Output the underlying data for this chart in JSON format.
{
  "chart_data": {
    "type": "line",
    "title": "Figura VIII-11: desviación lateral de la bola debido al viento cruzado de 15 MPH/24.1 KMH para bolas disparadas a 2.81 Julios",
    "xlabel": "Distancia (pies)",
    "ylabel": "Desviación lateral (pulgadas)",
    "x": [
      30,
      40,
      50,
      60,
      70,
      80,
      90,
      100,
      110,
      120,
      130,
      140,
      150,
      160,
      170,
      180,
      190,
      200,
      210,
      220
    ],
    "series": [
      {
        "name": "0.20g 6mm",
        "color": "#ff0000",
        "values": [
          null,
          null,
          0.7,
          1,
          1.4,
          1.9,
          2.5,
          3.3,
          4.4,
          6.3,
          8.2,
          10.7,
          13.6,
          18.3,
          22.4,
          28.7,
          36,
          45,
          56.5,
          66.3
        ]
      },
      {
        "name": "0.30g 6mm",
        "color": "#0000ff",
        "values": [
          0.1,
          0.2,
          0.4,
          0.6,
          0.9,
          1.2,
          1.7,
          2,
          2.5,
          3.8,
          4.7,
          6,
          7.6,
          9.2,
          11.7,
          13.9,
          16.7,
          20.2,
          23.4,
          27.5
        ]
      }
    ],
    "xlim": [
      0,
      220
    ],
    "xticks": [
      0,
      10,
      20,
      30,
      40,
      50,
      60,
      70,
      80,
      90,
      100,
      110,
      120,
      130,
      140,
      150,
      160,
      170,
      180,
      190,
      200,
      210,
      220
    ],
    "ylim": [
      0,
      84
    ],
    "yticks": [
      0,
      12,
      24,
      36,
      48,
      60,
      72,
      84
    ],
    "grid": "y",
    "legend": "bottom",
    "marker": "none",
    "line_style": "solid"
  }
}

★ ★ ★

◆ WHAT THE EXERCISE ASKS ◆
Gather from the entries above all lines that include the string "lateral".

◆ WRITTEN SOLUTION ◆
    "title": "Figura VIII-11: desviación lateral de la bola debido al viento cruzado de 15 MPH/24.1 KMH para bolas disparadas a 2.81 Julios",
    "ylabel": "Desviación lateral (pulgadas)",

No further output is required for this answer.